## [What you are asked to do]
Gather all lines from the material that contain "true".

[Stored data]
┏━━

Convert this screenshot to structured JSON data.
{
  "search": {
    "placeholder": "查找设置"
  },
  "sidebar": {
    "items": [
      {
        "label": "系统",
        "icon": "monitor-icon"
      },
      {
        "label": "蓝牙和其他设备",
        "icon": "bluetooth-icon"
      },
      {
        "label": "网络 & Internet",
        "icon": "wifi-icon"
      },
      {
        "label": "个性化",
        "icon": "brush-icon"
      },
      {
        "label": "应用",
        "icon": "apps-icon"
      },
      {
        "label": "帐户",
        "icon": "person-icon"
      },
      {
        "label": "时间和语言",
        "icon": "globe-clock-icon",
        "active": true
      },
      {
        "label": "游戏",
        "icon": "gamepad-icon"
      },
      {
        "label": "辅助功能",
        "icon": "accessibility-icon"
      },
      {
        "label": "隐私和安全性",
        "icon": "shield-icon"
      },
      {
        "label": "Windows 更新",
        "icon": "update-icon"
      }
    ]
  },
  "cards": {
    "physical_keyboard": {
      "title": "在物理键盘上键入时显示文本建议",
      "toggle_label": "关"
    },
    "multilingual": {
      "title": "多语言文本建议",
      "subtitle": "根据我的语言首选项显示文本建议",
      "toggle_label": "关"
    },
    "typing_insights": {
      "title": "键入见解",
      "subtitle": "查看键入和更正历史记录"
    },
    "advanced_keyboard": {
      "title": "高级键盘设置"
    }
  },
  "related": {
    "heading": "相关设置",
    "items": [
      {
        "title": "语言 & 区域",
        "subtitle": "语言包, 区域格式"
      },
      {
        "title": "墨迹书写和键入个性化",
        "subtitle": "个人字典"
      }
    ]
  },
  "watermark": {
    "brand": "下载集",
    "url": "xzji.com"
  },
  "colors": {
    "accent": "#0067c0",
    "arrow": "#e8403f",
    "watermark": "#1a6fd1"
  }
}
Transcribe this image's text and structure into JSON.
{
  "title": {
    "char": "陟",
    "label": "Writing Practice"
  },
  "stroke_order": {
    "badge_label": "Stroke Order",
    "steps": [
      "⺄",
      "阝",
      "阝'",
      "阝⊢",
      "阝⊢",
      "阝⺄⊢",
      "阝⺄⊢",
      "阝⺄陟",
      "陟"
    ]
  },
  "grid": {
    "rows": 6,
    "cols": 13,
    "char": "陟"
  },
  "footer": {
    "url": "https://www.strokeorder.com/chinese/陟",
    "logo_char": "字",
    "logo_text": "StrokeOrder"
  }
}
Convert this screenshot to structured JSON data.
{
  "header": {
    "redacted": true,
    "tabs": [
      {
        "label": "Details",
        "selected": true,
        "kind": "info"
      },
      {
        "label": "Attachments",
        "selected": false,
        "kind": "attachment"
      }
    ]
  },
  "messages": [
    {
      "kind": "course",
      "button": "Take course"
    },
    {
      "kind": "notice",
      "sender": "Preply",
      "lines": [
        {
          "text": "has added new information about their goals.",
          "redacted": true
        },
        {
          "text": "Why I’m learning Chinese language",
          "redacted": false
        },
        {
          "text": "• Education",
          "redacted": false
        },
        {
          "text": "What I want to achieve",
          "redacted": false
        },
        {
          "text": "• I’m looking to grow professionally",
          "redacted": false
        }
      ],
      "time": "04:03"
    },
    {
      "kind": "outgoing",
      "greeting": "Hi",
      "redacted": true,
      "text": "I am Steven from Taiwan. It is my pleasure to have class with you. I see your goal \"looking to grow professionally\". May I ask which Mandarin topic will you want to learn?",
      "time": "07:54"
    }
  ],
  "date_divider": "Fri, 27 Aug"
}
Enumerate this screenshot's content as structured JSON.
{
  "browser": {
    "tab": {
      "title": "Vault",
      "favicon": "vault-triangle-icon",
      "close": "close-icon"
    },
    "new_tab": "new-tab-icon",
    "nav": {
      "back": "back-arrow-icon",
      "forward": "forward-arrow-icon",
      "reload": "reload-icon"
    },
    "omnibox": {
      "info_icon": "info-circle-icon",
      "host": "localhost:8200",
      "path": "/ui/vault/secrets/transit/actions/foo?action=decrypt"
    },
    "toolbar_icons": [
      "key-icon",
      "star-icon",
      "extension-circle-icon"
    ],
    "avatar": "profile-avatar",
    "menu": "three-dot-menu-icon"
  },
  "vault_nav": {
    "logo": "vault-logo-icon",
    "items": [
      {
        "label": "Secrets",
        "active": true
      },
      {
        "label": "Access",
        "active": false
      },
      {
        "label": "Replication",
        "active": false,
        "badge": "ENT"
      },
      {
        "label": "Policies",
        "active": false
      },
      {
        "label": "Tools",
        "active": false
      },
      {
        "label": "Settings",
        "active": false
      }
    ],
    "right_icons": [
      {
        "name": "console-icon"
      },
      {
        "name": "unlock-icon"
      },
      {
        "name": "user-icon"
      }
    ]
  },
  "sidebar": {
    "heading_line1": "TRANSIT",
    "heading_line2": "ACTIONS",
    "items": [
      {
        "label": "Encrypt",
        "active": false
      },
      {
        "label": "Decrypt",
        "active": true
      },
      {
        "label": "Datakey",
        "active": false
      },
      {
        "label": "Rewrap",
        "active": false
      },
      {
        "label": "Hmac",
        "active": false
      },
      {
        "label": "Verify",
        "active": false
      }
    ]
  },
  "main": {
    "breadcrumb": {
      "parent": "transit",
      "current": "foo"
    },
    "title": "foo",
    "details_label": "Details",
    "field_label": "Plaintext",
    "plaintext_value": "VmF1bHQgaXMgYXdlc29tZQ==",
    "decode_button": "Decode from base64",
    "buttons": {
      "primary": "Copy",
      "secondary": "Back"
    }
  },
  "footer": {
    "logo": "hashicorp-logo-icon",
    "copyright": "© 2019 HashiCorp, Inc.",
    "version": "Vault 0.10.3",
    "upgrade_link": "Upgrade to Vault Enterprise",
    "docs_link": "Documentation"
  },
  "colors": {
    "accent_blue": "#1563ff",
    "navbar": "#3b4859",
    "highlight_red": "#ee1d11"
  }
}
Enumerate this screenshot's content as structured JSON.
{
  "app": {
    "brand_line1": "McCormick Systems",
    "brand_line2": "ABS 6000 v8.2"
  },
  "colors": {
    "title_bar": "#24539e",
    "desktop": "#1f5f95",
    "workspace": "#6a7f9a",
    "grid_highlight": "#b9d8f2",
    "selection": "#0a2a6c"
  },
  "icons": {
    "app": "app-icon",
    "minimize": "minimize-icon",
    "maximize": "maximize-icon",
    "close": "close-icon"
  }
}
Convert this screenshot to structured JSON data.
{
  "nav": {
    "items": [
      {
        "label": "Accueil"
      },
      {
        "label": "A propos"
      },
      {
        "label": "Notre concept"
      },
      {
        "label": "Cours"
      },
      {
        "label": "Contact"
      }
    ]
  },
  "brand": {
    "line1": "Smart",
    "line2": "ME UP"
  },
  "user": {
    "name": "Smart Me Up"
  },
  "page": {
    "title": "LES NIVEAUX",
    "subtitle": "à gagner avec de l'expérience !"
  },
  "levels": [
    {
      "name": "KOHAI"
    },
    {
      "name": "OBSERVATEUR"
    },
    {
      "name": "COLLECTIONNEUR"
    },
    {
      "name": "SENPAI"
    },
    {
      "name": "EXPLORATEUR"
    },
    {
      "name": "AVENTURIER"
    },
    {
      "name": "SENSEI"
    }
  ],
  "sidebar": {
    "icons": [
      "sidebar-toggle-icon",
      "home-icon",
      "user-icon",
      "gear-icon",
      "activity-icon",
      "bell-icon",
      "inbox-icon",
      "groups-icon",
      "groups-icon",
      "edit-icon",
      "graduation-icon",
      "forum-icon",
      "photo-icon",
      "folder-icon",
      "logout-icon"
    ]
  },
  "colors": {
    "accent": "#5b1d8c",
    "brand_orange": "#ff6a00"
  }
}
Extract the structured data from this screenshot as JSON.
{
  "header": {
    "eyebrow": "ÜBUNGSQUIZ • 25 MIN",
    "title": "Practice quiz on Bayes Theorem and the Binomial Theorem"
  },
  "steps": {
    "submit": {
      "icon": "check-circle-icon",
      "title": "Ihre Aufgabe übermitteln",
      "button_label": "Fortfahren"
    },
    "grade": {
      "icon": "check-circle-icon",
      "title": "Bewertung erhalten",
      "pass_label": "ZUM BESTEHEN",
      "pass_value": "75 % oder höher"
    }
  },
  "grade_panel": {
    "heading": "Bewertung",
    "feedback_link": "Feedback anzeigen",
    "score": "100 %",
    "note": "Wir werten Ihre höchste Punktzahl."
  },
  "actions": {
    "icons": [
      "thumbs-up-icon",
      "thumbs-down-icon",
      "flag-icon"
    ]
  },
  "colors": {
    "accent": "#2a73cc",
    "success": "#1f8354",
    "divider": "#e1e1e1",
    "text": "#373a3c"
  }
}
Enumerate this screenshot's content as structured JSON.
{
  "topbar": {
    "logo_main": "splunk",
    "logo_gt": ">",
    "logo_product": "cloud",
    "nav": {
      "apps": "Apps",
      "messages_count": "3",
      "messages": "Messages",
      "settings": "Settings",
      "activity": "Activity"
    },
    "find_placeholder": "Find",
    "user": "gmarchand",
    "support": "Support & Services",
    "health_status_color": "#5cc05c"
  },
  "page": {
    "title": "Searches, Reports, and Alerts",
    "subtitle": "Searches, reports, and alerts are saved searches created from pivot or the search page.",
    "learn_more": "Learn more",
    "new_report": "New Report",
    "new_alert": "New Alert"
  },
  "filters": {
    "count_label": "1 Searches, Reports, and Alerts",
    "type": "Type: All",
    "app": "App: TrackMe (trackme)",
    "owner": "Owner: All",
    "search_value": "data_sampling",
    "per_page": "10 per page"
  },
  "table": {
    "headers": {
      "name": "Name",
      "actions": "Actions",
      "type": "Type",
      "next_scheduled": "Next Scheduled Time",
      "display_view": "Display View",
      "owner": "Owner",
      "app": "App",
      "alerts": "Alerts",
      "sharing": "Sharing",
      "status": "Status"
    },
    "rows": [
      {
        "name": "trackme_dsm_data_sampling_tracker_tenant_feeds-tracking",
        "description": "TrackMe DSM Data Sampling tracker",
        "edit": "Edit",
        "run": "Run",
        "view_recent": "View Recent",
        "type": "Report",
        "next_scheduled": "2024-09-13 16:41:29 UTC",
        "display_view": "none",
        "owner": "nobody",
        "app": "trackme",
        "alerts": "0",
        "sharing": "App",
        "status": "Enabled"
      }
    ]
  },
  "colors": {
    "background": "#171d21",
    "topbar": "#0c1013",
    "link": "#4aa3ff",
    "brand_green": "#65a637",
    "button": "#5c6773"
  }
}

┗━━

## [Completed exercise]
        "active": true
    "redacted": true,
        "selected": true,
          "redacted": true
      "redacted": true,
        "active": true
        "active": true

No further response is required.